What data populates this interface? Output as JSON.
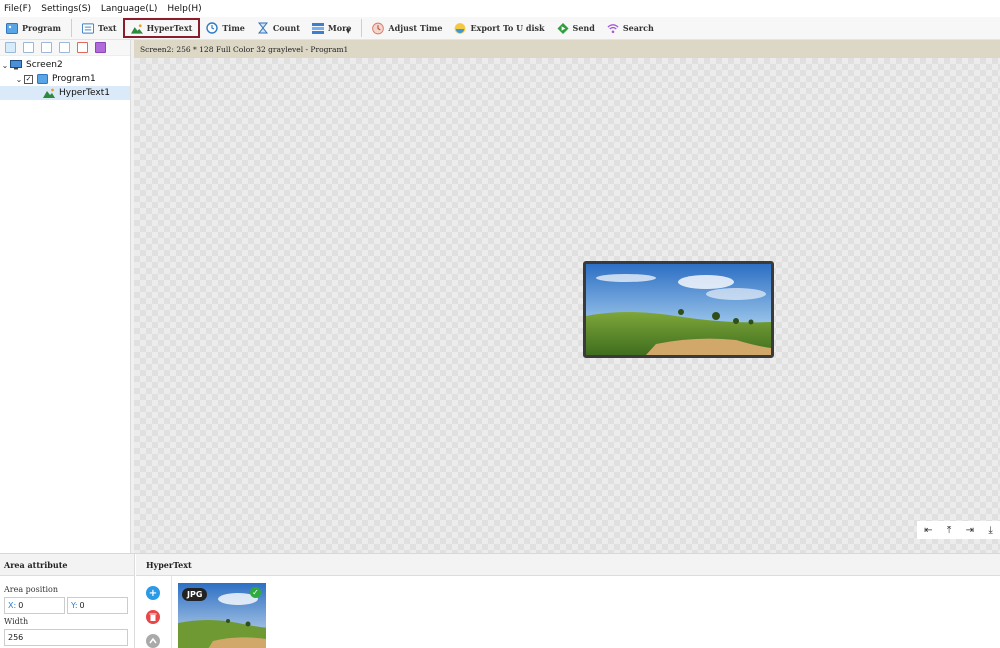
{
  "menubar": {
    "items": [
      "File(F)",
      "Settings(S)",
      "Language(L)",
      "Help(H)"
    ]
  },
  "toolbar": {
    "program": "Program",
    "text": "Text",
    "hypertext": "HyperText",
    "time": "Time",
    "count": "Count",
    "more": "More",
    "adjust_time": "Adjust Time",
    "export": "Export To U disk",
    "send": "Send",
    "search": "Search"
  },
  "tree": {
    "screen": "Screen2",
    "program": "Program1",
    "item": "HyperText1"
  },
  "status": {
    "text": "Screen2: 256 * 128 Full Color 32 graylevel - Program1"
  },
  "area_attribute": {
    "title": "Area attribute",
    "position_label": "Area position",
    "x_label": "X:",
    "x_value": "0",
    "y_label": "Y:",
    "y_value": "0",
    "width_label": "Width",
    "width_value": "256"
  },
  "hypertext_panel": {
    "title": "HyperText",
    "thumb_badge": "JPG"
  },
  "colors": {
    "active_border": "#8b1c2b",
    "status_strip": "#ddd7c6",
    "selected_row": "#dbeaf8"
  }
}
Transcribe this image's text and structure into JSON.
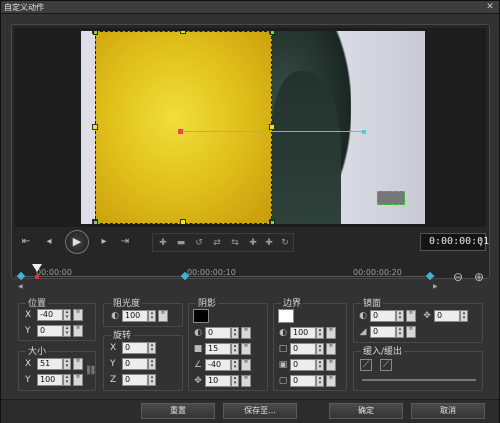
{
  "window": {
    "title": "自定义动作",
    "close": "✕"
  },
  "timecode": "0:00:00:01",
  "ruler": {
    "ticks": [
      "00:00:00",
      "00:00:00:10",
      "00:00:00:20"
    ]
  },
  "position": {
    "title": "位置",
    "x": "-40",
    "y": "0"
  },
  "size": {
    "title": "大小",
    "x": "51",
    "y": "100"
  },
  "opacity": {
    "title": "阻光度",
    "value": "100"
  },
  "rotation": {
    "title": "旋转",
    "x": "0",
    "y": "0",
    "z": "0"
  },
  "shadow": {
    "title": "阴影",
    "v1": "0",
    "v2": "15",
    "v3": "-40",
    "v4": "10",
    "color": "#000000"
  },
  "border": {
    "title": "边界",
    "opacity": "100",
    "v1": "0",
    "v2": "0",
    "v3": "0",
    "color": "#ffffff"
  },
  "mirror": {
    "title": "镜面",
    "v1": "0",
    "v2": "0",
    "v3": "0"
  },
  "ease": {
    "title": "缓入/缓出"
  },
  "axes": {
    "x": "X",
    "y": "Y",
    "z": "Z"
  },
  "buttons": {
    "reset": "重置",
    "saveas": "保存至...",
    "ok": "确定",
    "cancel": "取消"
  },
  "icons": {
    "goto_start": "⇤",
    "prev": "◂",
    "play": "▶",
    "next": "▸",
    "goto_end": "⇥",
    "zoom_out": "⊖",
    "zoom_in": "⊕",
    "move": "✥",
    "link": "⛓"
  }
}
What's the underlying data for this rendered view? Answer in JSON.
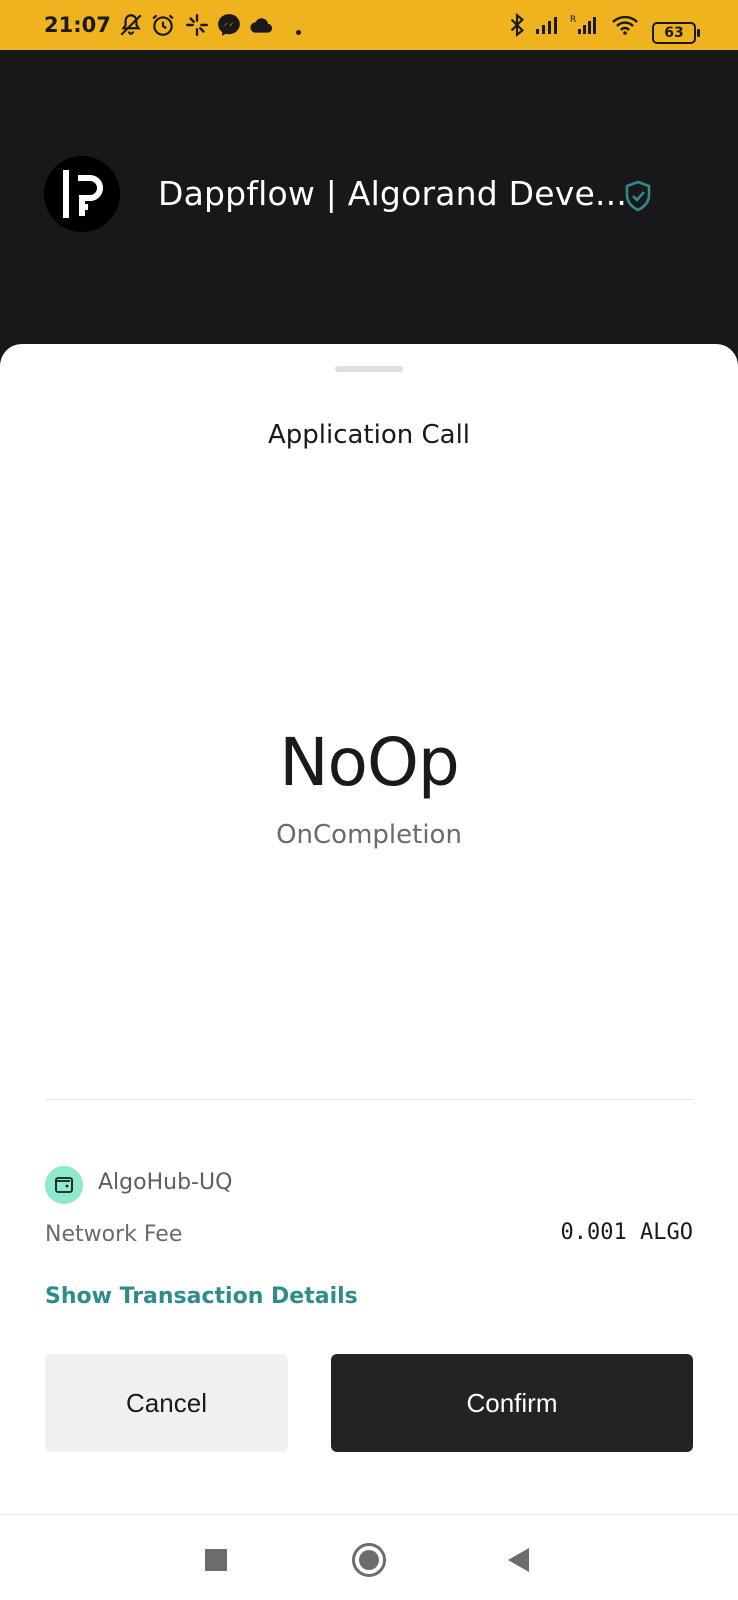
{
  "status_bar": {
    "time": "21:07",
    "battery": "63",
    "icons": [
      "notifications-muted-icon",
      "alarm-icon",
      "activity-icon",
      "messenger-icon",
      "cloud-icon",
      "bluetooth-icon",
      "signal-icon",
      "roaming-signal-icon",
      "wifi-icon",
      "battery-icon"
    ]
  },
  "app_header": {
    "title": "Dappflow | Algorand Deve...",
    "logo_icon": "dappflow-logo",
    "verified_icon": "verified-shield-icon",
    "verified_color": "#2e8c8c"
  },
  "sheet": {
    "title": "Application Call",
    "main_value": "NoOp",
    "main_caption": "OnCompletion",
    "account": {
      "name": "AlgoHub-UQ",
      "avatar_icon": "wallet-icon",
      "avatar_color": "#8ee9cf"
    },
    "fee": {
      "label": "Network Fee",
      "value": "0.001 ALGO"
    },
    "details_link": "Show Transaction Details",
    "buttons": {
      "cancel": "Cancel",
      "confirm": "Confirm"
    }
  },
  "nav_bar": {
    "icons": [
      "recents-icon",
      "home-icon",
      "back-icon"
    ]
  },
  "colors": {
    "status_bar_bg": "#efb320",
    "header_bg": "#18181b",
    "accent_link": "#2e8c8c",
    "confirm_bg": "#232325",
    "cancel_bg": "#f0f0f0"
  }
}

________________________________________

The entries above are to be returned exactly, without their pictures.

What data populates this interface? Output as JSON.
{
  "menubar": {
    "items": [
      "File(F)",
      "Settings(S)",
      "Language(L)",
      "Help(H)"
    ]
  },
  "toolbar": {
    "program": "Program",
    "text": "Text",
    "hypertext": "HyperText",
    "time": "Time",
    "count": "Count",
    "more": "More",
    "adjust_time": "Adjust Time",
    "export": "Export To U disk",
    "send": "Send",
    "search": "Search"
  },
  "tree": {
    "screen": "Screen2",
    "program": "Program1",
    "item": "HyperText1"
  },
  "status": {
    "text": "Screen2: 256 * 128 Full Color 32 graylevel - Program1"
  },
  "area_attribute": {
    "title": "Area attribute",
    "position_label": "Area position",
    "x_label": "X:",
    "x_value": "0",
    "y_label": "Y:",
    "y_value": "0",
    "width_label": "Width",
    "width_value": "256"
  },
  "hypertext_panel": {
    "title": "HyperText",
    "thumb_badge": "JPG"
  },
  "colors": {
    "active_border": "#8b1c2b",
    "status_strip": "#ddd7c6",
    "selected_row": "#dbeaf8"
  }
}
Transcribe this image's text and structure into JSON.
{
  "window": {
    "title": "自定义动作",
    "close": "✕"
  },
  "timecode": "0:00:00:01",
  "ruler": {
    "ticks": [
      "00:00:00",
      "00:00:00:10",
      "00:00:00:20"
    ]
  },
  "position": {
    "title": "位置",
    "x": "-40",
    "y": "0"
  },
  "size": {
    "title": "大小",
    "x": "51",
    "y": "100"
  },
  "opacity": {
    "title": "阻光度",
    "value": "100"
  },
  "rotation": {
    "title": "旋转",
    "x": "0",
    "y": "0",
    "z": "0"
  },
  "shadow": {
    "title": "阴影",
    "v1": "0",
    "v2": "15",
    "v3": "-40",
    "v4": "10",
    "color": "#000000"
  },
  "border": {
    "title": "边界",
    "opacity": "100",
    "v1": "0",
    "v2": "0",
    "v3": "0",
    "color": "#ffffff"
  },
  "mirror": {
    "title": "镜面",
    "v1": "0",
    "v2": "0",
    "v3": "0"
  },
  "ease": {
    "title": "缓入/缓出"
  },
  "axes": {
    "x": "X",
    "y": "Y",
    "z": "Z"
  },
  "buttons": {
    "reset": "重置",
    "saveas": "保存至...",
    "ok": "确定",
    "cancel": "取消"
  },
  "icons": {
    "goto_start": "⇤",
    "prev": "◂",
    "play": "▶",
    "next": "▸",
    "goto_end": "⇥",
    "zoom_out": "⊖",
    "zoom_in": "⊕",
    "move": "✥",
    "link": "⛓"
  }
}
What's the underlying data for this rendered view? Answer in JSON.
{
  "status_bar": {
    "time": "21:07",
    "battery": "63",
    "icons": [
      "notifications-muted-icon",
      "alarm-icon",
      "activity-icon",
      "messenger-icon",
      "cloud-icon",
      "bluetooth-icon",
      "signal-icon",
      "roaming-signal-icon",
      "wifi-icon",
      "battery-icon"
    ]
  },
  "app_header": {
    "title": "Dappflow | Algorand Deve...",
    "logo_icon": "dappflow-logo",
    "verified_icon": "verified-shield-icon",
    "verified_color": "#2e8c8c"
  },
  "sheet": {
    "title": "Application Call",
    "main_value": "NoOp",
    "main_caption": "OnCompletion",
    "account": {
      "name": "AlgoHub-UQ",
      "avatar_icon": "wallet-icon",
      "avatar_color": "#8ee9cf"
    },
    "fee": {
      "label": "Network Fee",
      "value": "0.001 ALGO"
    },
    "details_link": "Show Transaction Details",
    "buttons": {
      "cancel": "Cancel",
      "confirm": "Confirm"
    }
  },
  "nav_bar": {
    "icons": [
      "recents-icon",
      "home-icon",
      "back-icon"
    ]
  },
  "colors": {
    "status_bar_bg": "#efb320",
    "header_bg": "#18181b",
    "accent_link": "#2e8c8c",
    "confirm_bg": "#232325",
    "cancel_bg": "#f0f0f0"
  }
}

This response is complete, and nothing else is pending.